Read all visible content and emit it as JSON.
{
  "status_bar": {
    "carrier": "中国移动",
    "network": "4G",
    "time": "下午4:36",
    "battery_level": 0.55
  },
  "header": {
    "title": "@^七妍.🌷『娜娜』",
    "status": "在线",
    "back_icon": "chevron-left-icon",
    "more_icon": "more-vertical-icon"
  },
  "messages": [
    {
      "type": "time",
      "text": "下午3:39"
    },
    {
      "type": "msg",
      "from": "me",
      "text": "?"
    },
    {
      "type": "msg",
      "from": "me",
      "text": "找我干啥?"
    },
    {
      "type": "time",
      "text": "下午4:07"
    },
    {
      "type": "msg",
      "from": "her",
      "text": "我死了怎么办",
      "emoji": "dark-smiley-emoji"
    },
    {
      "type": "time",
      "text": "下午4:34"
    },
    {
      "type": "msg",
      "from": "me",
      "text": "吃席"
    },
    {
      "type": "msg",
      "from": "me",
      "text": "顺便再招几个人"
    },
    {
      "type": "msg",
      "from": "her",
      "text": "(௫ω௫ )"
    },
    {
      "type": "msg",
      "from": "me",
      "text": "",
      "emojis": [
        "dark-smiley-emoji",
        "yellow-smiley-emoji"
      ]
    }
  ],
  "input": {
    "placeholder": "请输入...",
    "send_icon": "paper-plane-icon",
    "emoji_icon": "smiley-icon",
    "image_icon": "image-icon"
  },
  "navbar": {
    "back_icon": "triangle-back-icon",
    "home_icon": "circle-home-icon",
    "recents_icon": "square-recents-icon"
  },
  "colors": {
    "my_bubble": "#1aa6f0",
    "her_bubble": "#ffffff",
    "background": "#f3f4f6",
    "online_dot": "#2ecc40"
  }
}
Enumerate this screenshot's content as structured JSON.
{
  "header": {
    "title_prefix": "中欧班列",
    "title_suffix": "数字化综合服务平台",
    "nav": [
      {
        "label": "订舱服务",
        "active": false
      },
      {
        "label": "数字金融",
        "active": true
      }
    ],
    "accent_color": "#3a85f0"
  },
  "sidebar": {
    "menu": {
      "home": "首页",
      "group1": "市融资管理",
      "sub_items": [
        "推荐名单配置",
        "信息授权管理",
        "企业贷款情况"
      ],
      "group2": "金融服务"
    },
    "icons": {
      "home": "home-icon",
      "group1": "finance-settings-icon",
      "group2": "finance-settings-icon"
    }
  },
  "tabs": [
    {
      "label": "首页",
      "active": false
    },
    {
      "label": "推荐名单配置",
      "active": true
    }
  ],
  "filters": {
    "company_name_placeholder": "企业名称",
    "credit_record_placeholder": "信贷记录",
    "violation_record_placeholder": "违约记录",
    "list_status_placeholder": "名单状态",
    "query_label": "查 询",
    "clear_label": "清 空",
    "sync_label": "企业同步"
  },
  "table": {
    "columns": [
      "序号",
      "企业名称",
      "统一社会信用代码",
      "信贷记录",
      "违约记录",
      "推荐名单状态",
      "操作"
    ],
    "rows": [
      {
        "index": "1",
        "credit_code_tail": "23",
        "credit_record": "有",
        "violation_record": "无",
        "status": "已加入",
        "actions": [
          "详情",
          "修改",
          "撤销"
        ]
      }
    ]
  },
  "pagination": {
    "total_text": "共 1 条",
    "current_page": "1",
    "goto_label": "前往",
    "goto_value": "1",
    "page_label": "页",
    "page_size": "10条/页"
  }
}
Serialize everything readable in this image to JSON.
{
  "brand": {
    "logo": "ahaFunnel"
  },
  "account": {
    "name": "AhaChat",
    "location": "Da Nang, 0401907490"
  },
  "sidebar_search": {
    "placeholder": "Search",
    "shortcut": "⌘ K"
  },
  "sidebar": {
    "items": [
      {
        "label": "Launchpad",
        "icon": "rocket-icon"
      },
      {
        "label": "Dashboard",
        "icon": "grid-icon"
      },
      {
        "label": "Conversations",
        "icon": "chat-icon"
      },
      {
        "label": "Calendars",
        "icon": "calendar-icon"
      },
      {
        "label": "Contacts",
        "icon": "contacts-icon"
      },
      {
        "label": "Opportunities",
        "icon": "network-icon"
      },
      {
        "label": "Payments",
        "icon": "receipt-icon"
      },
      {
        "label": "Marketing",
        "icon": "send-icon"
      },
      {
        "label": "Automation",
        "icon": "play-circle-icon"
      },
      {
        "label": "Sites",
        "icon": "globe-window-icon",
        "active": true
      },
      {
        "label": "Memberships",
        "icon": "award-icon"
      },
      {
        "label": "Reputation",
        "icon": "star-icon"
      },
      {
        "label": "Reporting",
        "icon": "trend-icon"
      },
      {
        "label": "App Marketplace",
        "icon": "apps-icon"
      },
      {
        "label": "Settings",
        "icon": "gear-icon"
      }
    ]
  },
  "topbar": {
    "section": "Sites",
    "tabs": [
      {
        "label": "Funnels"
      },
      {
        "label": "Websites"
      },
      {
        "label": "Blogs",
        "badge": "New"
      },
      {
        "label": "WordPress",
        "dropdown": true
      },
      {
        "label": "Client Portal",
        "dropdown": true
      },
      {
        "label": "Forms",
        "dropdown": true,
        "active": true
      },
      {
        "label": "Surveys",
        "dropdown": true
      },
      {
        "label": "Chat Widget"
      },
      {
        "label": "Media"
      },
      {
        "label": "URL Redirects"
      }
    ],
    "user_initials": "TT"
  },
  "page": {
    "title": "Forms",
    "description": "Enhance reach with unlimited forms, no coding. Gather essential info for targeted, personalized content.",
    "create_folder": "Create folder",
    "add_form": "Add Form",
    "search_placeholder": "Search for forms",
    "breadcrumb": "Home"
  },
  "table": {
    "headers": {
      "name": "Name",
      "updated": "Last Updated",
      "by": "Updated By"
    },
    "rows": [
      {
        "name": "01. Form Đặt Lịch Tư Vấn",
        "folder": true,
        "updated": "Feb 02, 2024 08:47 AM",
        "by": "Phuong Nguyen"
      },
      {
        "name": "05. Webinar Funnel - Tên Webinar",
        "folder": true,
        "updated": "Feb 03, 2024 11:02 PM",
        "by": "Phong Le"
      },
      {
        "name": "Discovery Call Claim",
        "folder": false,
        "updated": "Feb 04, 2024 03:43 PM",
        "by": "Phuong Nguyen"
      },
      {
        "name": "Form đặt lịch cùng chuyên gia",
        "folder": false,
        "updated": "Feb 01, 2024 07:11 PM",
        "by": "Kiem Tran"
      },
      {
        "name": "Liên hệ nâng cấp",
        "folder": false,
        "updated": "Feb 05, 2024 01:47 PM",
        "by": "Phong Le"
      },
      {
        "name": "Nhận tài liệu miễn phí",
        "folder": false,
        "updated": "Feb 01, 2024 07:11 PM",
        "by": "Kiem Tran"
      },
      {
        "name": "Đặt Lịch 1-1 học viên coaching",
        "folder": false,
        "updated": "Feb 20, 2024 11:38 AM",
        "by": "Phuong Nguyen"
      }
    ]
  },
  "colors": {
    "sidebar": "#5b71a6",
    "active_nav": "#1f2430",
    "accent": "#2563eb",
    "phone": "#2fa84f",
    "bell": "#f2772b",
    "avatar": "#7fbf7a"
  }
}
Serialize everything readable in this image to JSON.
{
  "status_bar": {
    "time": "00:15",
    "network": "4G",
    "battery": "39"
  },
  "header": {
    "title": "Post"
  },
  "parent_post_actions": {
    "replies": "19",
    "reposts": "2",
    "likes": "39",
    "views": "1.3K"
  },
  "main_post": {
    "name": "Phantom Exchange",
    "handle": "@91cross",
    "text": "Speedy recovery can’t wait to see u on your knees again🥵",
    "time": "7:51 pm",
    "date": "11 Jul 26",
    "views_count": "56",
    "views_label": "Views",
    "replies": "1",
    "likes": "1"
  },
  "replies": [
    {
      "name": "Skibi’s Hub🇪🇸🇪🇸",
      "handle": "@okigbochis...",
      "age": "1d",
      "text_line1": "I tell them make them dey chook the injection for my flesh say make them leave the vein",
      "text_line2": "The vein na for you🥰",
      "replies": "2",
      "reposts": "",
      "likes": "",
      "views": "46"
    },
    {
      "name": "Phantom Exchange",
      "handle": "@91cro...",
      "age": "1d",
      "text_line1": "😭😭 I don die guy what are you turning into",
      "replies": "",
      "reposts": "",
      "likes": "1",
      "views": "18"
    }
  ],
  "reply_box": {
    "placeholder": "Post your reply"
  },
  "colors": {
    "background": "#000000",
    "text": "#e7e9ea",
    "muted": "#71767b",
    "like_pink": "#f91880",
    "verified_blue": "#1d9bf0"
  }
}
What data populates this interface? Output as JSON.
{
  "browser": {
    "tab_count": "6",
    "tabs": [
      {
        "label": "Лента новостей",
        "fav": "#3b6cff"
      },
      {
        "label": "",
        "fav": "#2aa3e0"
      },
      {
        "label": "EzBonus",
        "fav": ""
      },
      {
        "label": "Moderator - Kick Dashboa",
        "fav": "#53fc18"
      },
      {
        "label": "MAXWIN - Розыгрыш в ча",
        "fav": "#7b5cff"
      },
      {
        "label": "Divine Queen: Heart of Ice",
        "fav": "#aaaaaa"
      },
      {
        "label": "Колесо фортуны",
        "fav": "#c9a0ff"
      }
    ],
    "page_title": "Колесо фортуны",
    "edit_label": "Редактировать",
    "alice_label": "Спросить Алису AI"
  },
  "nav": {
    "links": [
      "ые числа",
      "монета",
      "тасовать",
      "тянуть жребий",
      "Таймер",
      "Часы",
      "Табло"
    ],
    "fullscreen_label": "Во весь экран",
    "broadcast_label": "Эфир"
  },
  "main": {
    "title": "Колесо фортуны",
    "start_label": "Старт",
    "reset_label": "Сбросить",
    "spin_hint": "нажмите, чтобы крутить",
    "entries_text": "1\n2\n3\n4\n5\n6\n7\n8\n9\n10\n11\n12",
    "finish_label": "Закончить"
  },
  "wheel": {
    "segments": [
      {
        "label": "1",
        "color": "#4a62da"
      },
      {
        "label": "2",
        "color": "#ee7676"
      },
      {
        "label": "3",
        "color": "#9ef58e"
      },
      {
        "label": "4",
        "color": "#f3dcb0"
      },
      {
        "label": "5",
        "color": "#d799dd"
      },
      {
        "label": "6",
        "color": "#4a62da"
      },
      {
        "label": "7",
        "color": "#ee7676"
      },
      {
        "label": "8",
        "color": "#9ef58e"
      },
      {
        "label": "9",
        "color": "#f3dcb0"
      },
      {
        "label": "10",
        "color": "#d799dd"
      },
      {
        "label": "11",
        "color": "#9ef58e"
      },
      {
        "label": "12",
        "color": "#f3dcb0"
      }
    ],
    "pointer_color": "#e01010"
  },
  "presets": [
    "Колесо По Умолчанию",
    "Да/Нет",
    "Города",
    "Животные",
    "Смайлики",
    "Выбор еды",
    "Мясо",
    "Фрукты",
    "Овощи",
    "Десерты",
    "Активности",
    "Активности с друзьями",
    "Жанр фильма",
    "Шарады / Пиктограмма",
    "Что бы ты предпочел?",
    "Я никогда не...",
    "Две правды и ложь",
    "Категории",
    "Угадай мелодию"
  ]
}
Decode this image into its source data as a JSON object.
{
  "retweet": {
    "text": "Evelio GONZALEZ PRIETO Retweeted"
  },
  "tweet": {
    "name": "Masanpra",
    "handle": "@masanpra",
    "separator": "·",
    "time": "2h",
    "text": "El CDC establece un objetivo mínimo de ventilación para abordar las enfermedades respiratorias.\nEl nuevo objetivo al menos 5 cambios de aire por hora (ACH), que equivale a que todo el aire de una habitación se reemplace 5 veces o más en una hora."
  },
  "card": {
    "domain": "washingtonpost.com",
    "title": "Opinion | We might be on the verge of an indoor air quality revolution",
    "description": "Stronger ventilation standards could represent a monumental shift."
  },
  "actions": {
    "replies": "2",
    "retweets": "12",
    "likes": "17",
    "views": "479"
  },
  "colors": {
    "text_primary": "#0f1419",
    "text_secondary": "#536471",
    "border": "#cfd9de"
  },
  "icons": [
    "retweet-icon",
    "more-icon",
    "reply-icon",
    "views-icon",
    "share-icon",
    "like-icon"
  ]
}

· · · · · · ·

Short exercise:
Filter out all lines lacking the word "JSON" and copy the rest.

Exercise output:
Read all visible content and emit it as JSON.
Enumerate this screenshot's content as structured JSON.
Serialize everything readable in this image to JSON.
Serialize everything readable in this image to JSON.
What data populates this interface? Output as JSON.
Decode this image into its source data as a JSON object.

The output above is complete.